**STATED TASK:**
Copy out the forum thread about choosing an 8wt fly rod in full, word for word.

**SELECTED EXTRACT:**
# Which 8wt?



## ctt17

Guys,

Just got back from a trip to Belize. Got to fish two days and caught some bonefish while I was down there. I'd like to get an 8wt that I could use for reds/bonefish/general saltwater fly rod. Def want to get a fast action type of rod.

Which rods would yall look at?


----------



## Billy Baroo

Dude, take the time to look at other threads on the first page....we answer this question once a week it seems....:headknock


----------



## Billy Baroo

Bvks, sage ones, redingtons, glxs, go to your local flyshop and demo...support local.


----------



## Laguna Freak

*Sage*

*Xi3*.

Very good for salt. I've only been fly fishing for a year and a half and I can forehand cast my 8 weight Xi3 60 to 70 feet into a 20 mph wind with accuracy. I can get 85 to 90+ feet down wind with pretty good accuracy.

I can back hand cast it 50 feet into a 20 mph wind.

It loads very well and deep (see pic) and unloads with power! The pic is across a 15 - 20 mph wind yesterday. Cast was about 80 feet including 10' leader


----------



## ctt17

Thanks Laguna Freak.


----------



## Laguna Freak

*back cast load*

Here's a picture of the back cast loading. I'm about half way through my back cast double haul in this pic.


----------



## Pete A.

**ROWS:**
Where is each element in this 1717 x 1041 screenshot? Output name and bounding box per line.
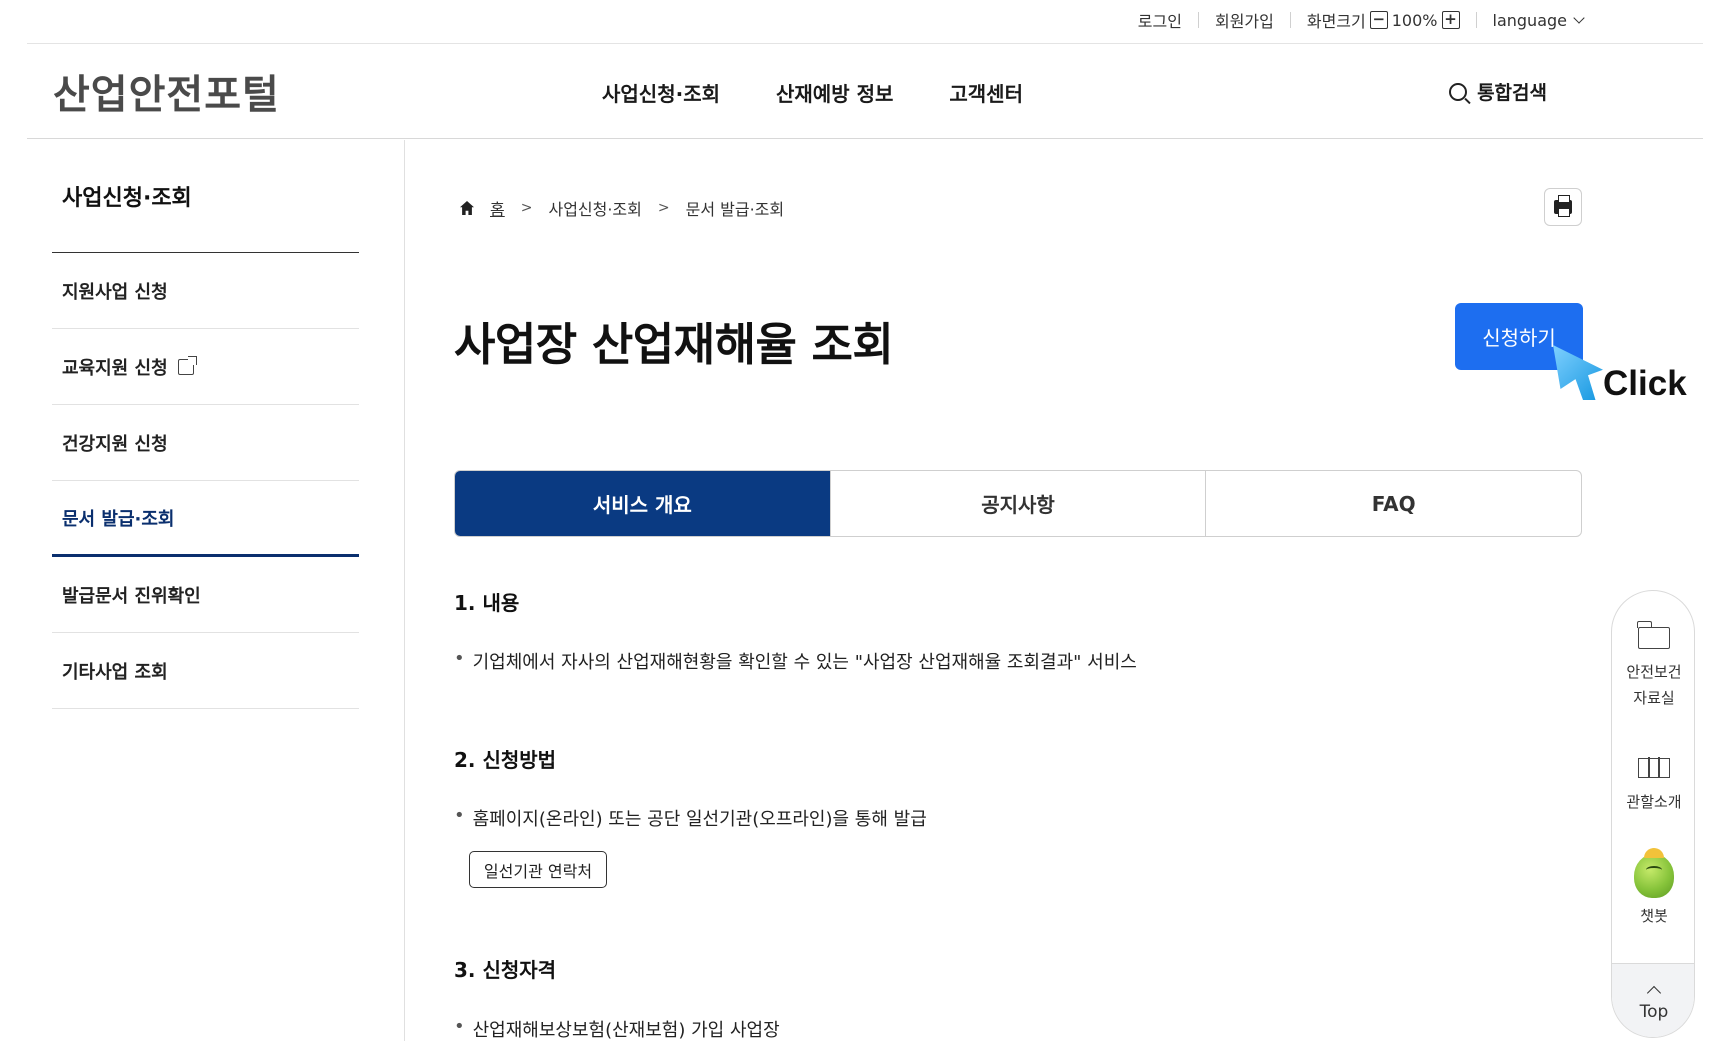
tab-faq[interactable]: FAQ	[1206, 471, 1581, 536]
nav-item-support[interactable]: 고객센터	[949, 78, 1023, 107]
zoom-value: 100%	[1391, 10, 1438, 30]
bullet-text: 산업재해보상보험(산재보험) 가입 사업장	[472, 1020, 780, 1041]
login-link[interactable]: 로그인	[1122, 8, 1198, 32]
quick-item-label: 관할소개	[1626, 793, 1682, 811]
tab-service-overview[interactable]: 서비스 개요	[455, 471, 831, 536]
breadcrumb-level1[interactable]: 사업신청·조회	[548, 196, 641, 220]
quick-item-label: 안전보건	[1626, 663, 1682, 681]
section-title-content: 1. 내용	[454, 591, 520, 615]
nav-item-business[interactable]: 사업신청·조회	[602, 78, 720, 107]
quick-item-label: 자료실	[1633, 689, 1675, 707]
bullet-mark: •	[454, 648, 465, 669]
integrated-search-button[interactable]: 통합검색	[1449, 78, 1547, 105]
zoom-label: 화면크기	[1306, 12, 1366, 31]
print-button[interactable]	[1544, 188, 1582, 226]
section-bullet: • 홈페이지(온라인) 또는 공단 일선기관(오프라인)을 통해 발급	[454, 805, 927, 831]
click-annotation: Click	[1603, 364, 1687, 403]
search-icon	[1449, 82, 1468, 101]
zoom-control: 화면크기 − 100% +	[1291, 8, 1476, 32]
breadcrumb-separator: >	[657, 200, 670, 216]
quick-item-safety-library[interactable]: 안전보건 자료실	[1612, 621, 1694, 711]
bullet-mark: •	[454, 805, 465, 826]
page-title: 사업장 산업재해율 조회	[454, 318, 894, 371]
breadcrumb-home[interactable]: 홈	[490, 196, 505, 220]
quick-menu: 안전보건 자료실 관할소개 챗봇 Top	[1611, 590, 1695, 1038]
printer-icon	[1554, 195, 1572, 217]
sidebar-title: 사업신청·조회	[62, 186, 192, 211]
sidebar-list: 지원사업 신청 교육지원 신청 건강지원 신청 문서 발급·조회 발급문서 진위…	[52, 252, 359, 709]
scroll-top-label: Top	[1639, 1001, 1669, 1022]
site-logo[interactable]: 산업안전포털	[53, 62, 280, 120]
breadcrumb-separator: >	[520, 200, 533, 216]
sidebar-item-other-business[interactable]: 기타사업 조회	[52, 633, 359, 709]
nav-item-prevention[interactable]: 산재예방 정보	[776, 78, 893, 107]
bullet-mark: •	[454, 1016, 465, 1037]
content-tabs: 서비스 개요 공지사항 FAQ	[454, 470, 1582, 537]
folder-icon	[1637, 621, 1670, 649]
sidebar-item-label: 문서 발급·조회	[62, 508, 175, 530]
section-bullet: • 산업재해보상보험(산재보험) 가입 사업장	[454, 1016, 780, 1041]
chevron-up-icon	[1646, 985, 1662, 1000]
sidebar-item-label: 기타사업 조회	[62, 661, 168, 683]
zoom-in-button[interactable]: +	[1441, 11, 1460, 29]
sidebar-item-health-apply[interactable]: 건강지원 신청	[52, 405, 359, 481]
tab-notice[interactable]: 공지사항	[831, 471, 1207, 536]
sidebar-item-label: 지원사업 신청	[62, 281, 168, 303]
home-icon	[460, 201, 474, 215]
section-title-method: 2. 신청방법	[454, 748, 557, 772]
sidebar-item-document-verify[interactable]: 발급문서 진위확인	[52, 557, 359, 633]
search-label: 통합검색	[1477, 82, 1547, 104]
breadcrumb-level2[interactable]: 문서 발급·조회	[686, 196, 785, 220]
chatbot-icon	[1634, 848, 1674, 898]
utility-bar: 로그인 회원가입 화면크기 − 100% + language	[27, 0, 1703, 44]
language-select[interactable]: language	[1477, 10, 1585, 30]
quick-item-chatbot[interactable]: 챗봇	[1612, 848, 1694, 929]
main-nav: 사업신청·조회 산재예방 정보 고객센터	[602, 78, 1023, 107]
breadcrumb: 홈 > 사업신청·조회 > 문서 발급·조회	[460, 196, 784, 220]
branch-contact-button[interactable]: 일선기관 연락처	[469, 851, 607, 888]
signup-link[interactable]: 회원가입	[1199, 8, 1290, 32]
sidebar: 사업신청·조회 지원사업 신청 교육지원 신청 건강지원 신청 문서 발급·조회…	[0, 140, 405, 1041]
chevron-down-icon	[1573, 12, 1585, 24]
scroll-top-button[interactable]: Top	[1612, 963, 1694, 1037]
sidebar-item-label: 건강지원 신청	[62, 433, 168, 455]
sidebar-item-document-issue[interactable]: 문서 발급·조회	[52, 481, 359, 557]
sidebar-item-label: 교육지원 신청	[62, 357, 168, 379]
section-title-eligibility: 3. 신청자격	[454, 958, 557, 982]
site-header: 산업안전포털 사업신청·조회 산재예방 정보 고객센터 통합검색	[27, 44, 1703, 139]
zoom-out-button[interactable]: −	[1369, 11, 1388, 29]
utility-items: 로그인 회원가입 화면크기 − 100% + language	[1122, 8, 1585, 32]
section-bullet: • 기업체에서 자사의 산업재해현황을 확인할 수 있는 "사업장 산업재해율 …	[454, 648, 1137, 674]
map-icon	[1638, 757, 1670, 778]
sidebar-item-support-apply[interactable]: 지원사업 신청	[52, 253, 359, 329]
bullet-text: 기업체에서 자사의 산업재해현황을 확인할 수 있는 "사업장 산업재해율 조회…	[472, 652, 1137, 673]
quick-item-label: 챗봇	[1640, 907, 1668, 925]
quick-item-jurisdiction[interactable]: 관할소개	[1612, 751, 1694, 815]
bullet-text: 홈페이지(온라인) 또는 공단 일선기관(오프라인)을 통해 발급	[472, 809, 927, 830]
language-label: language	[1492, 10, 1568, 30]
sidebar-item-education-apply[interactable]: 교육지원 신청	[52, 329, 359, 405]
external-link-icon	[177, 355, 197, 375]
sidebar-item-label: 발급문서 진위확인	[62, 585, 201, 607]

**TASK ANSWER:**
# Which 8wt?



## ctt17

Guys,

Just got back from a trip to Belize. Got to fish two days and caught some bonefish while I was down there. I'd like to get an 8wt that I could use for reds/bonefish/general saltwater fly rod. Def want to get a fast action type of rod.

Which rods would yall look at?


----------



## Billy Baroo

Dude, take the time to look at other threads on the first page....we answer this question once a week it seems....:headknock


----------



## Billy Baroo

Bvks, sage ones, redingtons, glxs, go to your local flyshop and demo...support local.


----------



## Laguna Freak

*Sage*

*Xi3*.

Very good for salt. I've only been fly fishing for a year and a half and I can forehand cast my 8 weight Xi3 60 to 70 feet into a 20 mph wind with accuracy. I can get 85 to 90+ feet down wind with pretty good accuracy.

I can back hand cast it 50 feet into a 20 mph wind.

It loads very well and deep (see pic) and unloads with power! The pic is across a 15 - 20 mph wind yesterday. Cast was about 80 feet including 10' leader


----------



## ctt17

Thanks Laguna Freak.


----------



## Laguna Freak

*back cast load*

Here's a picture of the back cast loading. I'm about half way through my back cast double haul in this pic.


----------



## Pete A.